SET PROBLEM - Print the whole listing exactly.

MATERIAL FOR THIS EXERCISE -
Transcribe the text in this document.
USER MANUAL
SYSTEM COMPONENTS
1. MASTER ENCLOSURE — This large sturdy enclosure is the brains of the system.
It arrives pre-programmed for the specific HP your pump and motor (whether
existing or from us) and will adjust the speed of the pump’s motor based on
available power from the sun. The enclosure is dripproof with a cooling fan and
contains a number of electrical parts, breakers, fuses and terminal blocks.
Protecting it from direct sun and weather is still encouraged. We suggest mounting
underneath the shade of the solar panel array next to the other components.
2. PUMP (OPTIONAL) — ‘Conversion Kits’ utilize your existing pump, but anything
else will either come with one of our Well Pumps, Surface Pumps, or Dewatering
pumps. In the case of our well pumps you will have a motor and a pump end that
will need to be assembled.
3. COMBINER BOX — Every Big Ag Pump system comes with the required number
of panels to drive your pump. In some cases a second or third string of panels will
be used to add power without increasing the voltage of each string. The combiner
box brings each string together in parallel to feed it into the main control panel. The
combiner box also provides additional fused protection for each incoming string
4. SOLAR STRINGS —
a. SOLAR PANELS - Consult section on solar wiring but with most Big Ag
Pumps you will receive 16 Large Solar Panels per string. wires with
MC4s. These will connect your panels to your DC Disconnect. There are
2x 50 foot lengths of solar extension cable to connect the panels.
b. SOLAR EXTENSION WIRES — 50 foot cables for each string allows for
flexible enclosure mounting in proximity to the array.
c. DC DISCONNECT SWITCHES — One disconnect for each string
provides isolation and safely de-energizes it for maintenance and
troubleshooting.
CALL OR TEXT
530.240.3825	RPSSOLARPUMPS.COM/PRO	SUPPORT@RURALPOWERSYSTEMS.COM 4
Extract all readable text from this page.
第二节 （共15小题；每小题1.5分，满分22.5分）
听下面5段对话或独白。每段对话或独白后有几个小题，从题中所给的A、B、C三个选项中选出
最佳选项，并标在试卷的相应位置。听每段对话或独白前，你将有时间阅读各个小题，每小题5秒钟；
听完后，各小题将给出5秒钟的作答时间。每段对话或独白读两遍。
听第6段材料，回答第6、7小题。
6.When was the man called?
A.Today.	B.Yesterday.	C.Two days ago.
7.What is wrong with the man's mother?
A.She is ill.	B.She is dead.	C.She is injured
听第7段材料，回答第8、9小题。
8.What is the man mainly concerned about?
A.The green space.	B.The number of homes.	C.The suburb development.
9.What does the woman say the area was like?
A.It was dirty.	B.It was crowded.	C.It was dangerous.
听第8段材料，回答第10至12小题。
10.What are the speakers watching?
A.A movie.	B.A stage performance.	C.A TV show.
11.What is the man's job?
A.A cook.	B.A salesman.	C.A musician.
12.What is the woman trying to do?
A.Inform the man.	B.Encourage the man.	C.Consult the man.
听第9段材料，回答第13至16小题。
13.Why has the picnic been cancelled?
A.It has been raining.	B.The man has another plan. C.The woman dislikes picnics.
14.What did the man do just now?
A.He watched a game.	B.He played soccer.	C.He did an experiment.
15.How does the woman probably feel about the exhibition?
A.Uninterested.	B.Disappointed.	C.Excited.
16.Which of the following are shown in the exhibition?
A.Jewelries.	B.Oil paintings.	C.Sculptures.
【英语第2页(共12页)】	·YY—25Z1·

SOLUTION TO THE PROBLEM -
Transcribe the text in this document.
USER MANUAL
SYSTEM COMPONENTS
1. MASTER ENCLOSURE — This large sturdy enclosure is the brains of the system.
It arrives pre-programmed for the specific HP your pump and motor (whether
existing or from us) and will adjust the speed of the pump’s motor based on
available power from the sun. The enclosure is dripproof with a cooling fan and
contains a number of electrical parts, breakers, fuses and terminal blocks.
Protecting it from direct sun and weather is still encouraged. We suggest mounting
underneath the shade of the solar panel array next to the other components.
2. PUMP (OPTIONAL) — ‘Conversion Kits’ utilize your existing pump, but anything
else will either come with one of our Well Pumps, Surface Pumps, or Dewatering
pumps. In the case of our well pumps you will have a motor and a pump end that
will need to be assembled.
3. COMBINER BOX — Every Big Ag Pump system comes with the required number
of panels to drive your pump. In some cases a second or third string of panels will
be used to add power without increasing the voltage of each string. The combiner
box brings each string together in parallel to feed it into the main control panel. The
combiner box also provides additional fused protection for each incoming string
4. SOLAR STRINGS —
a. SOLAR PANELS - Consult section on solar wiring but with most Big Ag
Pumps you will receive 16 Large Solar Panels per string. wires with
MC4s. These will connect your panels to your DC Disconnect. There are
2x 50 foot lengths of solar extension cable to connect the panels.
b. SOLAR EXTENSION WIRES — 50 foot cables for each string allows for
flexible enclosure mounting in proximity to the array.
c. DC DISCONNECT SWITCHES — One disconnect for each string
provides isolation and safely de-energizes it for maintenance and
troubleshooting.
CALL OR TEXT
530.240.3825	RPSSOLARPUMPS.COM/PRO	SUPPORT@RURALPOWERSYSTEMS.COM 4
Extract all readable text from this page.
第二节 （共15小题；每小题1.5分，满分22.5分）
听下面5段对话或独白。每段对话或独白后有几个小题，从题中所给的A、B、C三个选项中选出
最佳选项，并标在试卷的相应位置。听每段对话或独白前，你将有时间阅读各个小题，每小题5秒钟；
听完后，各小题将给出5秒钟的作答时间。每段对话或独白读两遍。
听第6段材料，回答第6、7小题。
6.When was the man called?
A.Today.	B.Yesterday.	C.Two days ago.
7.What is wrong with the man's mother?
A.She is ill.	B.She is dead.	C.She is injured
听第7段材料，回答第8、9小题。
8.What is the man mainly concerned about?
A.The green space.	B.The number of homes.	C.The suburb development.
9.What does the woman say the area was like?
A.It was dirty.	B.It was crowded.	C.It was dangerous.
听第8段材料，回答第10至12小题。
10.What are the speakers watching?
A.A movie.	B.A stage performance.	C.A TV show.
11.What is the man's job?
A.A cook.	B.A salesman.	C.A musician.
12.What is the woman trying to do?
A.Inform the man.	B.Encourage the man.	C.Consult the man.
听第9段材料，回答第13至16小题。
13.Why has the picnic been cancelled?
A.It has been raining.	B.The man has another plan. C.The woman dislikes picnics.
14.What did the man do just now?
A.He watched a game.	B.He played soccer.	C.He did an experiment.
15.How does the woman probably feel about the exhibition?
A.Uninterested.	B.Disappointed.	C.Excited.
16.Which of the following are shown in the exhibition?
A.Jewelries.	B.Oil paintings.	C.Sculptures.
【英语第2页(共12页)】	·YY—25Z1·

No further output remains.